→ **Given problem**: Pictures stay out of the copy; restate everything else in the material exactly.

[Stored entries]
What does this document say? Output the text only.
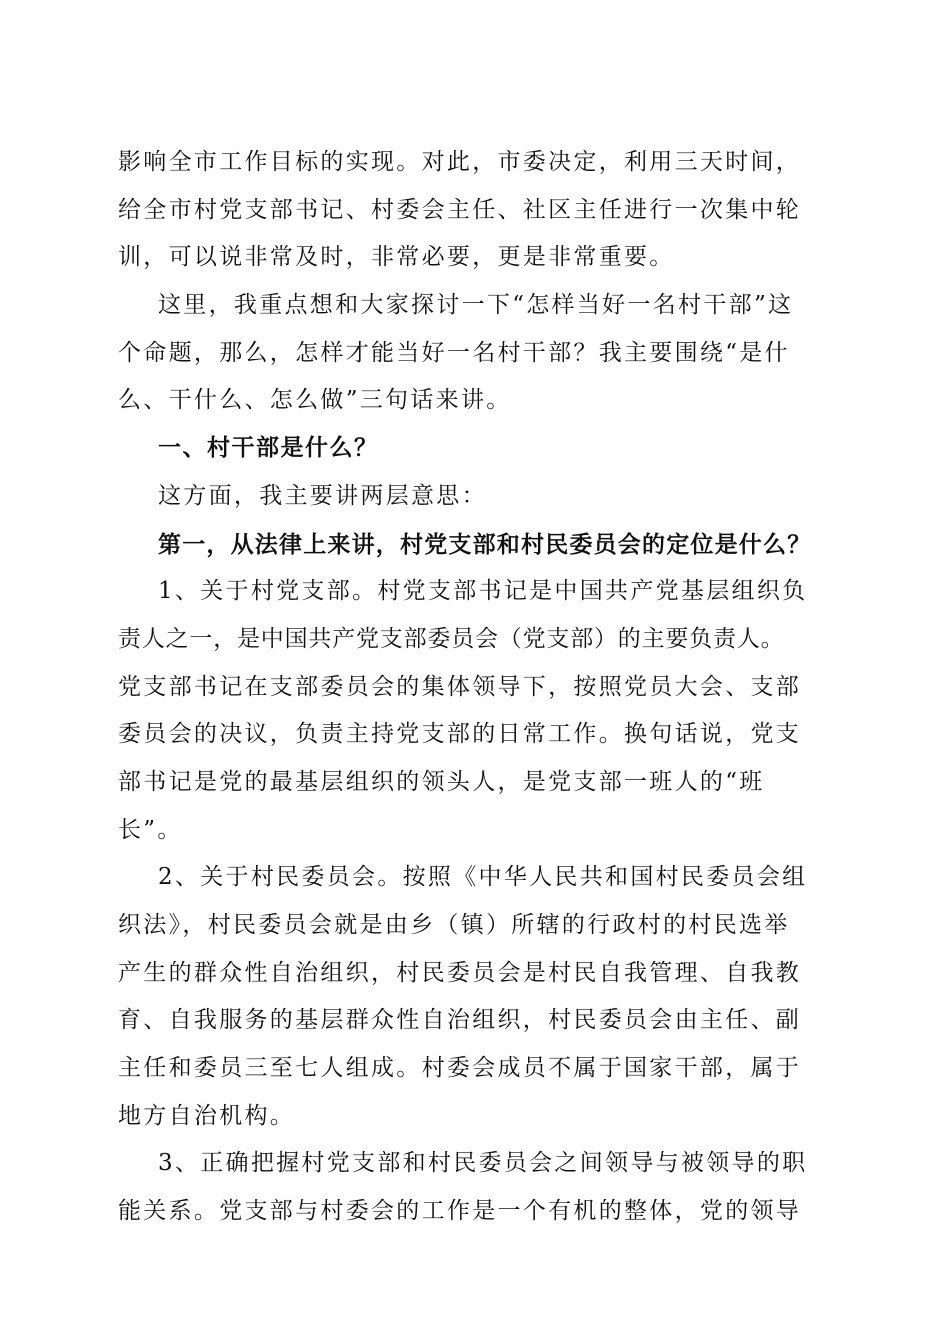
影响全市工作目标的实现。对此，市委决定，利用三天时间，
给全市村党支部书记、村委会主任、社区主任进行一次集中轮
训，可以说非常及时，非常必要，更是非常重要。
这里，我重点想和大家探讨一下“怎样当好一名村干部”这
个命题，那么，怎样才能当好一名村干部？我主要围绕“是什
么、干什么、怎么做”三句话来讲。
一、村干部是什么？
这方面，我主要讲两层意思：
第一，从法律上来讲，村党支部和村民委员会的定位是什么？
1、关于村党支部。村党支部书记是中国共产党基层组织负
责人之一，是中国共产党支部委员会（党支部）的主要负责人。
党支部书记在支部委员会的集体领导下，按照党员大会、支部
委员会的决议，负责主持党支部的日常工作。换句话说，党支
部书记是党的最基层组织的领头人，是党支部一班人的“班
长”。
2、关于村民委员会。按照《中华人民共和国村民委员会组
织法》，村民委员会就是由乡（镇）所辖的行政村的村民选举
产生的群众性自治组织，村民委员会是村民自我管理、自我教
育、自我服务的基层群众性自治组织，村民委员会由主任、副
主任和委员三至七人组成。村委会成员不属于国家干部，属于
地方自治机构。
3、正确把握村党支部和村民委员会之间领导与被领导的职
能关系。党支部与村委会的工作是一个有机的整体，党的领导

→ **Task output**:
What does this document say? Output the text only.
影响全市工作目标的实现。对此，市委决定，利用三天时间，
给全市村党支部书记、村委会主任、社区主任进行一次集中轮
训，可以说非常及时，非常必要，更是非常重要。
这里，我重点想和大家探讨一下“怎样当好一名村干部”这
个命题，那么，怎样才能当好一名村干部？我主要围绕“是什
么、干什么、怎么做”三句话来讲。
一、村干部是什么？
这方面，我主要讲两层意思：
第一，从法律上来讲，村党支部和村民委员会的定位是什么？
1、关于村党支部。村党支部书记是中国共产党基层组织负
责人之一，是中国共产党支部委员会（党支部）的主要负责人。
党支部书记在支部委员会的集体领导下，按照党员大会、支部
委员会的决议，负责主持党支部的日常工作。换句话说，党支
部书记是党的最基层组织的领头人，是党支部一班人的“班
长”。
2、关于村民委员会。按照《中华人民共和国村民委员会组
织法》，村民委员会就是由乡（镇）所辖的行政村的村民选举
产生的群众性自治组织，村民委员会是村民自我管理、自我教
育、自我服务的基层群众性自治组织，村民委员会由主任、副
主任和委员三至七人组成。村委会成员不属于国家干部，属于
地方自治机构。
3、正确把握村党支部和村民委员会之间领导与被领导的职
能关系。党支部与村委会的工作是一个有机的整体，党的领导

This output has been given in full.